| GIVEN RECORDS |
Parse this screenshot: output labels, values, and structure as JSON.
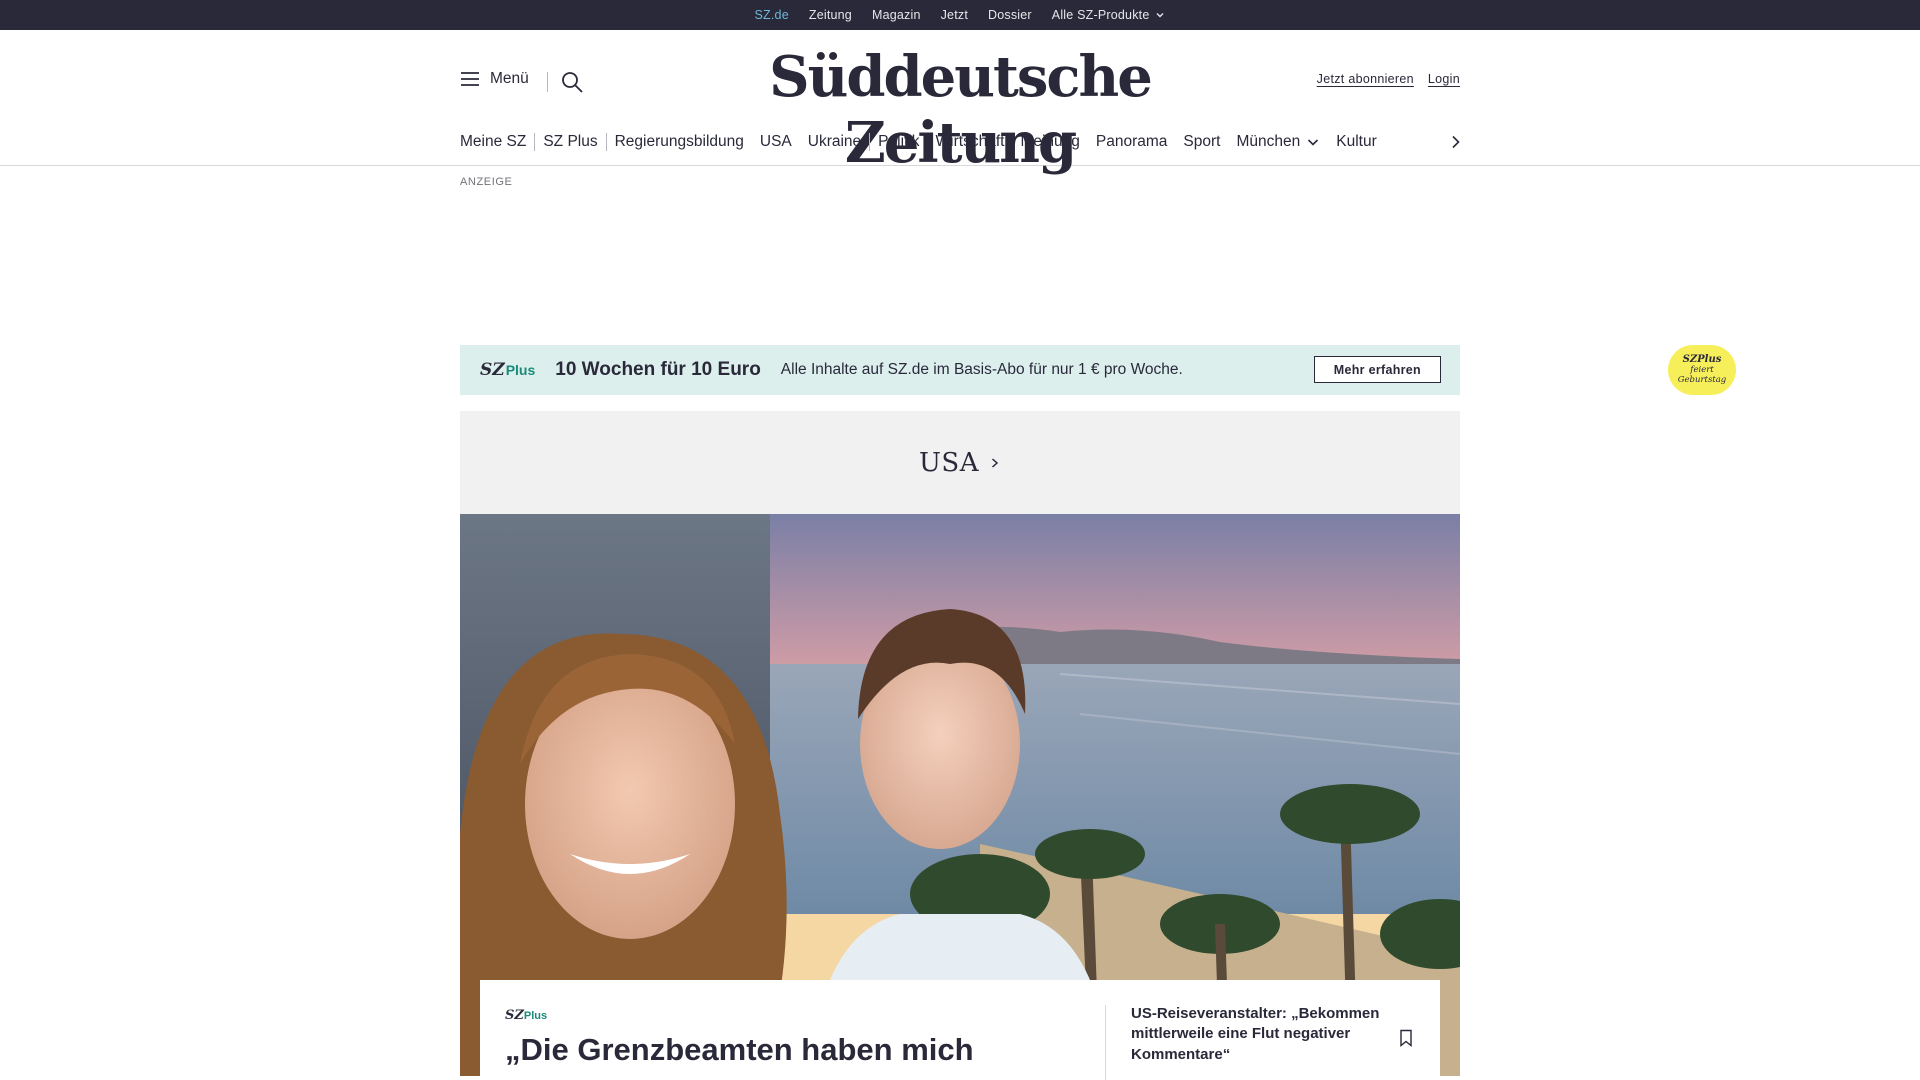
{
  "topbar": {
    "items": [
      "SZ.de",
      "Zeitung",
      "Magazin",
      "Jetzt",
      "Dossier",
      "Alle SZ-Produkte"
    ],
    "active_index": 0
  },
  "header": {
    "menu_label": "Menü",
    "logo": "Süddeutsche Zeitung",
    "subscribe_label": "Jetzt abonnieren",
    "login_label": "Login"
  },
  "mainnav": {
    "items": [
      "Meine SZ",
      "SZ Plus",
      "Regierungsbildung",
      "USA",
      "Ukraine",
      "Politik",
      "Wirtschaft",
      "Meinung",
      "Panorama",
      "Sport",
      "München",
      "Kultur"
    ]
  },
  "ad": {
    "label": "ANZEIGE"
  },
  "promo": {
    "logo_sz": "SZ",
    "logo_plus": "Plus",
    "title": "10 Wochen für 10 Euro",
    "text": "Alle Inhalte auf SZ.de im Basis-Abo für nur 1 € pro Woche.",
    "badge_logo": "SZPlus",
    "badge_line1": "feiert",
    "badge_line2": "Geburtstag",
    "button_label": "Mehr erfahren"
  },
  "section": {
    "title": "USA"
  },
  "teaser": {
    "plus_sz": "SZ",
    "plus_label": "Plus",
    "headline": "„Die Grenzbeamten haben mich",
    "side_headline": "US-Reiseveranstalter: „Bekommen mittlerweile eine Flut negativer Kommentare“"
  },
  "colors": {
    "topbar_bg": "#29293a",
    "topbar_active": "#6fb8d7",
    "promo_bg": "#dcefed",
    "badge": "#f7ef5a",
    "plus_accent": "#1a8a7a",
    "section_bg": "#f1f1f1"
  },
  "icons": [
    "hamburger-icon",
    "search-icon",
    "chevron-down-icon",
    "chevron-right-icon",
    "bookmark-icon"
  ]
}
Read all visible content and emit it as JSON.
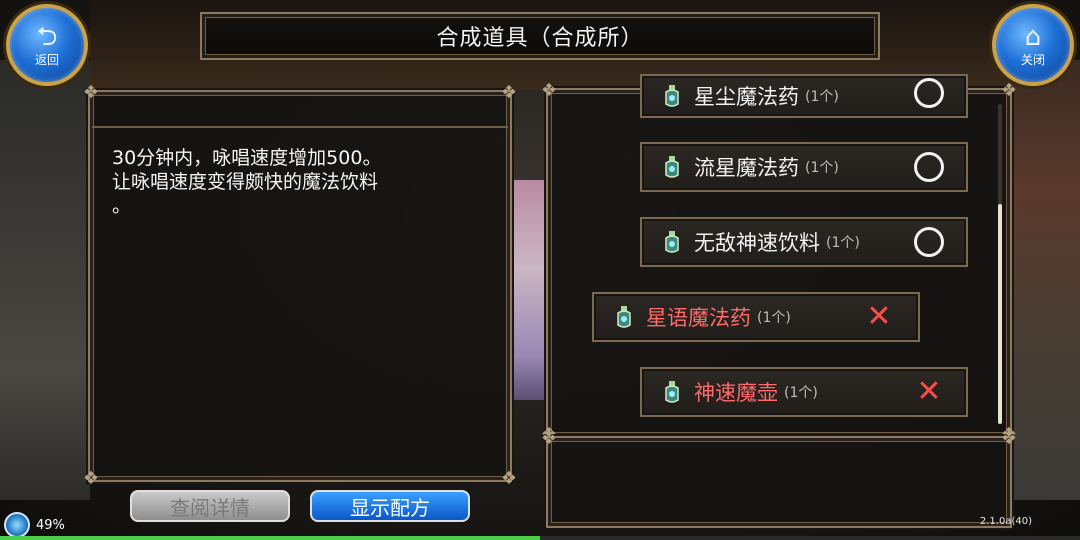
{
  "header": {
    "title": "合成道具（合成所）",
    "back_label": "返回",
    "close_label": "关闭"
  },
  "description": {
    "text": "30分钟内，咏唱速度增加500。\n让咏唱速度变得颇快的魔法饮料\n。"
  },
  "recipe_list": {
    "items": [
      {
        "name": "星尘魔法药",
        "count": "(1个)",
        "status": "circle",
        "name_color": "white"
      },
      {
        "name": "流星魔法药",
        "count": "(1个)",
        "status": "circle",
        "name_color": "white"
      },
      {
        "name": "无敌神速饮料",
        "count": "(1个)",
        "status": "circle",
        "name_color": "white"
      },
      {
        "name": "星语魔法药",
        "count": "(1个)",
        "status": "cross",
        "name_color": "red"
      },
      {
        "name": "神速魔壶",
        "count": "(1个)",
        "status": "cross",
        "name_color": "red"
      }
    ]
  },
  "buttons": {
    "view_details": "查阅详情",
    "show_recipe": "显示配方"
  },
  "status_bar": {
    "battery": "49%",
    "version": "2.1.0a(40)",
    "progress": 0.5
  },
  "colors": {
    "accent_blue": "#1e6fd6",
    "frame_gold": "#8c7a60",
    "missing_red": "#ff4a4a"
  }
}
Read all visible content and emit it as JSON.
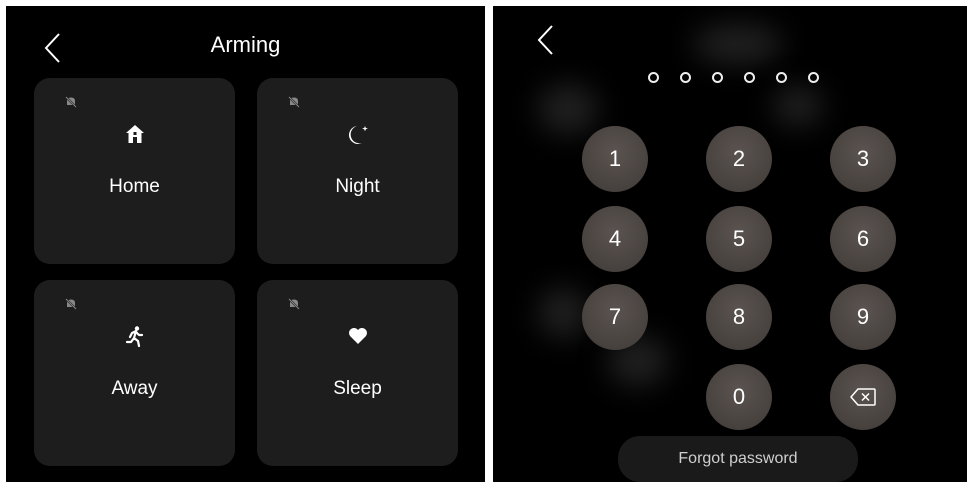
{
  "arming": {
    "title": "Arming",
    "modes": [
      {
        "label": "Home"
      },
      {
        "label": "Night"
      },
      {
        "label": "Away"
      },
      {
        "label": "Sleep"
      }
    ]
  },
  "keypad": {
    "pin_dot_count": 6,
    "keys": [
      "1",
      "2",
      "3",
      "4",
      "5",
      "6",
      "7",
      "8",
      "9",
      "0"
    ],
    "forgot_label": "Forgot password"
  },
  "icons": {
    "back": "chevron-left-icon",
    "mute": "bell-off-icon",
    "home": "house-icon",
    "night": "moon-star-icon",
    "away": "running-person-icon",
    "sleep": "heart-icon",
    "backspace": "backspace-icon"
  }
}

| AIM |
Skip the pictures, then retype every line above exactly.

| WRITTEN ANSWER |
Parse this screenshot: output labels, values, and structure as JSON.
{
  "topbar": {
    "items": [
      "SZ.de",
      "Zeitung",
      "Magazin",
      "Jetzt",
      "Dossier",
      "Alle SZ-Produkte"
    ],
    "active_index": 0
  },
  "header": {
    "menu_label": "Menü",
    "logo": "Süddeutsche Zeitung",
    "subscribe_label": "Jetzt abonnieren",
    "login_label": "Login"
  },
  "mainnav": {
    "items": [
      "Meine SZ",
      "SZ Plus",
      "Regierungsbildung",
      "USA",
      "Ukraine",
      "Politik",
      "Wirtschaft",
      "Meinung",
      "Panorama",
      "Sport",
      "München",
      "Kultur"
    ]
  },
  "ad": {
    "label": "ANZEIGE"
  },
  "promo": {
    "logo_sz": "SZ",
    "logo_plus": "Plus",
    "title": "10 Wochen für 10 Euro",
    "text": "Alle Inhalte auf SZ.de im Basis-Abo für nur 1 € pro Woche.",
    "badge_logo": "SZPlus",
    "badge_line1": "feiert",
    "badge_line2": "Geburtstag",
    "button_label": "Mehr erfahren"
  },
  "section": {
    "title": "USA"
  },
  "teaser": {
    "plus_sz": "SZ",
    "plus_label": "Plus",
    "headline": "„Die Grenzbeamten haben mich",
    "side_headline": "US-Reiseveranstalter: „Bekommen mittlerweile eine Flut negativer Kommentare“"
  },
  "colors": {
    "topbar_bg": "#29293a",
    "topbar_active": "#6fb8d7",
    "promo_bg": "#dcefed",
    "badge": "#f7ef5a",
    "plus_accent": "#1a8a7a",
    "section_bg": "#f1f1f1"
  },
  "icons": [
    "hamburger-icon",
    "search-icon",
    "chevron-down-icon",
    "chevron-right-icon",
    "bookmark-icon"
  ]
}
Read all visible content and emit it as JSON.
{
  "header": {
    "title": "合成道具（合成所）",
    "back_label": "返回",
    "close_label": "关闭"
  },
  "description": {
    "text": "30分钟内，咏唱速度增加500。\n让咏唱速度变得颇快的魔法饮料\n。"
  },
  "recipe_list": {
    "items": [
      {
        "name": "星尘魔法药",
        "count": "(1个)",
        "status": "circle",
        "name_color": "white"
      },
      {
        "name": "流星魔法药",
        "count": "(1个)",
        "status": "circle",
        "name_color": "white"
      },
      {
        "name": "无敌神速饮料",
        "count": "(1个)",
        "status": "circle",
        "name_color": "white"
      },
      {
        "name": "星语魔法药",
        "count": "(1个)",
        "status": "cross",
        "name_color": "red"
      },
      {
        "name": "神速魔壶",
        "count": "(1个)",
        "status": "cross",
        "name_color": "red"
      }
    ]
  },
  "buttons": {
    "view_details": "查阅详情",
    "show_recipe": "显示配方"
  },
  "status_bar": {
    "battery": "49%",
    "version": "2.1.0a(40)",
    "progress": 0.5
  },
  "colors": {
    "accent_blue": "#1e6fd6",
    "frame_gold": "#8c7a60",
    "missing_red": "#ff4a4a"
  }
}
Read all visible content and emit it as JSON.
{
  "arming": {
    "title": "Arming",
    "modes": [
      {
        "label": "Home"
      },
      {
        "label": "Night"
      },
      {
        "label": "Away"
      },
      {
        "label": "Sleep"
      }
    ]
  },
  "keypad": {
    "pin_dot_count": 6,
    "keys": [
      "1",
      "2",
      "3",
      "4",
      "5",
      "6",
      "7",
      "8",
      "9",
      "0"
    ],
    "forgot_label": "Forgot password"
  },
  "icons": {
    "back": "chevron-left-icon",
    "mute": "bell-off-icon",
    "home": "house-icon",
    "night": "moon-star-icon",
    "away": "running-person-icon",
    "sleep": "heart-icon",
    "backspace": "backspace-icon"
  }
}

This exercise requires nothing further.